**What is asked**
Each line that includes the word "قائمقام" counts once; give the total and nothing more.

**Stored items from a collection**

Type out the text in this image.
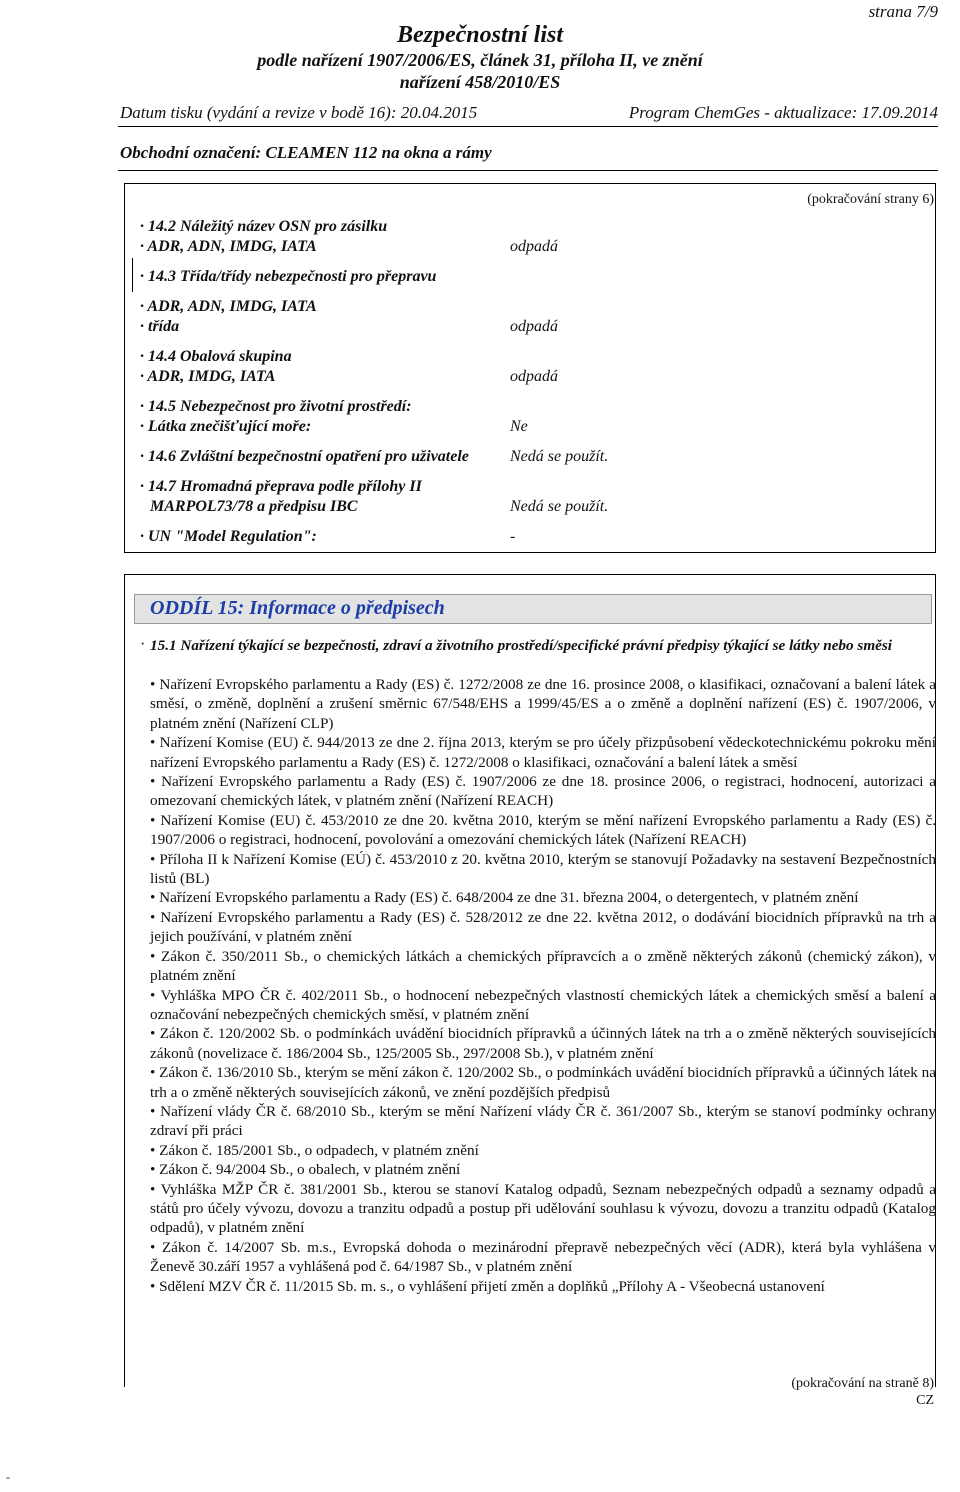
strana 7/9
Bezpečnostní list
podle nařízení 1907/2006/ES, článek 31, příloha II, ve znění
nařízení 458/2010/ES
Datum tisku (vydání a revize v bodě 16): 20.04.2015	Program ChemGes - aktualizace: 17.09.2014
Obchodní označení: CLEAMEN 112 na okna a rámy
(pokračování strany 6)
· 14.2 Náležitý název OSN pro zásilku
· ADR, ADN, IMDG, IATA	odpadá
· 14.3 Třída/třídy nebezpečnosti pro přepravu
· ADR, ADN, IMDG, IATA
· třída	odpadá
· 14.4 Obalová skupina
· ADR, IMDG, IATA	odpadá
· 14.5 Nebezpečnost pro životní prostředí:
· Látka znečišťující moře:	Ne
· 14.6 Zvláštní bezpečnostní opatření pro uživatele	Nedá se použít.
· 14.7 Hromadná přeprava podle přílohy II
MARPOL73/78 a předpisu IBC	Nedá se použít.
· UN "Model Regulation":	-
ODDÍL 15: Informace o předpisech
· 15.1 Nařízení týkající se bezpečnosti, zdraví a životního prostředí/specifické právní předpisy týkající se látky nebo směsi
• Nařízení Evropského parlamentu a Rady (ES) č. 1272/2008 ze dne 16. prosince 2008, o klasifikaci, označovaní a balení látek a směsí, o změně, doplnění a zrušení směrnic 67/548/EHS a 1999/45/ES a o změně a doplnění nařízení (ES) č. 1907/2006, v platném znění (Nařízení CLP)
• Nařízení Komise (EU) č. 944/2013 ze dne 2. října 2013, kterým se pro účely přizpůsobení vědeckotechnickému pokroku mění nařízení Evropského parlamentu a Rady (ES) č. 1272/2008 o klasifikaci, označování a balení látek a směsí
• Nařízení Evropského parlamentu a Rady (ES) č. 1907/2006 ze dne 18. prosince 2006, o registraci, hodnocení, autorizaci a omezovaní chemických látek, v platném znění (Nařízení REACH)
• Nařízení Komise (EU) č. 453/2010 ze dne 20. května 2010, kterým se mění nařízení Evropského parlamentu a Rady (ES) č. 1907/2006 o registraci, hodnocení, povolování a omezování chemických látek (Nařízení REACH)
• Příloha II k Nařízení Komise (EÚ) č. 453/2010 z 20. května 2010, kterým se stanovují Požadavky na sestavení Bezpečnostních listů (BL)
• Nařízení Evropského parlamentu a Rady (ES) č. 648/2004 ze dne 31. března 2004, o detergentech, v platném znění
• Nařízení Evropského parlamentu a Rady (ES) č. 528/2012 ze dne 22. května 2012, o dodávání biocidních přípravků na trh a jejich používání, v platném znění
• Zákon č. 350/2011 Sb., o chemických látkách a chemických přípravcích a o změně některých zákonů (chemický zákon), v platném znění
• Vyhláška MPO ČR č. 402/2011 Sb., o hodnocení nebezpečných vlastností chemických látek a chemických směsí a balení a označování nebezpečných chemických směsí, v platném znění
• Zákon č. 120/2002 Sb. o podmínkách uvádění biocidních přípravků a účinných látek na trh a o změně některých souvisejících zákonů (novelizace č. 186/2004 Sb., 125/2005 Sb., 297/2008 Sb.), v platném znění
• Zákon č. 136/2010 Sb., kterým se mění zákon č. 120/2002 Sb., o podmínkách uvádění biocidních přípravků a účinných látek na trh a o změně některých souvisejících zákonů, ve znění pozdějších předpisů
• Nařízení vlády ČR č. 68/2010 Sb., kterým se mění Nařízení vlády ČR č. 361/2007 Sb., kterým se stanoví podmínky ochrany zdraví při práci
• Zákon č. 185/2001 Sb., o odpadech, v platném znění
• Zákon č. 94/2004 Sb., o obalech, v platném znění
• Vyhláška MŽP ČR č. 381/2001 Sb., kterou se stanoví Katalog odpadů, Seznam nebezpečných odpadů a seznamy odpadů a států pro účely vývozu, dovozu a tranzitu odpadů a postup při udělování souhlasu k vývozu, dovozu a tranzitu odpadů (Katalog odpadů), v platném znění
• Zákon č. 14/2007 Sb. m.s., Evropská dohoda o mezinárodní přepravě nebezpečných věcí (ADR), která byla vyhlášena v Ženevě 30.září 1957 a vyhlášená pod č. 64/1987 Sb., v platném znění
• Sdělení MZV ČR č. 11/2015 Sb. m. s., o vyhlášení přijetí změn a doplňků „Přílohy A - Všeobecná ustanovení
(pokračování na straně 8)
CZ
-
---
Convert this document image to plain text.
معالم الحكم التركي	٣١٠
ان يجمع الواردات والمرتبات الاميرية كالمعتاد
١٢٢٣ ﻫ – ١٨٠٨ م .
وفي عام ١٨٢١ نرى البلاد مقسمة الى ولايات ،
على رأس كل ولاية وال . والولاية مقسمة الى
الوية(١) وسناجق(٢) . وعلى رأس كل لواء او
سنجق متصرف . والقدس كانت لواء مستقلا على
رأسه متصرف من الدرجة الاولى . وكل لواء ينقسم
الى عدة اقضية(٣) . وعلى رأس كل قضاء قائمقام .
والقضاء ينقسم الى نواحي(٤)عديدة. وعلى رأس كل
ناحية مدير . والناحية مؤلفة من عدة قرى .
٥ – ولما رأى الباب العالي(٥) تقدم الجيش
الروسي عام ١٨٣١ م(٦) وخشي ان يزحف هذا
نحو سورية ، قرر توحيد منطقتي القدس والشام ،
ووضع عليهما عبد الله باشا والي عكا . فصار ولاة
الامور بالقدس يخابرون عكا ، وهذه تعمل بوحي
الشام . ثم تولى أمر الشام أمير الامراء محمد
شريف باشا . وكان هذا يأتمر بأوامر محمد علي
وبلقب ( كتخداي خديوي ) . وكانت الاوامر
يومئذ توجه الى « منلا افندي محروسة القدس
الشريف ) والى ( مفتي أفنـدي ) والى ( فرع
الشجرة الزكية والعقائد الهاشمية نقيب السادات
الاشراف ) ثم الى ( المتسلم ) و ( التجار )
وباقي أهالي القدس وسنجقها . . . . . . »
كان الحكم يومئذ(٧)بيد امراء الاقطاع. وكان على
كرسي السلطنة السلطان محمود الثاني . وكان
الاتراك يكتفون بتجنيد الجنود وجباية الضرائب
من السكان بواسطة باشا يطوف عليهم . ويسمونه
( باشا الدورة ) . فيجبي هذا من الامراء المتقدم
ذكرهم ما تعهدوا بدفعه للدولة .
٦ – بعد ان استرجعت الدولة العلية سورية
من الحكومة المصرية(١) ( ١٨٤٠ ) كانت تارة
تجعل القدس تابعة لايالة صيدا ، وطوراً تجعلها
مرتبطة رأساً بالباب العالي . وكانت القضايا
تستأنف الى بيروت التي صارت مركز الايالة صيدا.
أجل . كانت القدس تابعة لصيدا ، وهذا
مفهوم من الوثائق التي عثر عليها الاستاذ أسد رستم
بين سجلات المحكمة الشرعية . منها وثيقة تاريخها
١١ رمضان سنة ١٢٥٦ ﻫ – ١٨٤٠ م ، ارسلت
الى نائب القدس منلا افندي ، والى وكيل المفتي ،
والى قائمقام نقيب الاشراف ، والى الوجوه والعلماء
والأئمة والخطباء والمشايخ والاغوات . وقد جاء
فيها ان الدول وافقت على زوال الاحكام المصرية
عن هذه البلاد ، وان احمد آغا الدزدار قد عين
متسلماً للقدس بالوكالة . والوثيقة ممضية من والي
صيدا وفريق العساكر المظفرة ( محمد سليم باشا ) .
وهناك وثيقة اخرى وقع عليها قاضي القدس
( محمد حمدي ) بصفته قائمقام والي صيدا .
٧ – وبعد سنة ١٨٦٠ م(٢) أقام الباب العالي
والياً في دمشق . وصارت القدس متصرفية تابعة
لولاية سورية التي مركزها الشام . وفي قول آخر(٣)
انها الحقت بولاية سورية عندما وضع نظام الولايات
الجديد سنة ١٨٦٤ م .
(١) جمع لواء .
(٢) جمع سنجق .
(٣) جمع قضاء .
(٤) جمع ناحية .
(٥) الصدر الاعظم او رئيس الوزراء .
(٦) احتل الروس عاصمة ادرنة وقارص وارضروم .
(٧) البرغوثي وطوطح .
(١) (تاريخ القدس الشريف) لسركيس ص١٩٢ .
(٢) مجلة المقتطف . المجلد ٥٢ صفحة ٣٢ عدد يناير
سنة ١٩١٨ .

**Output**
3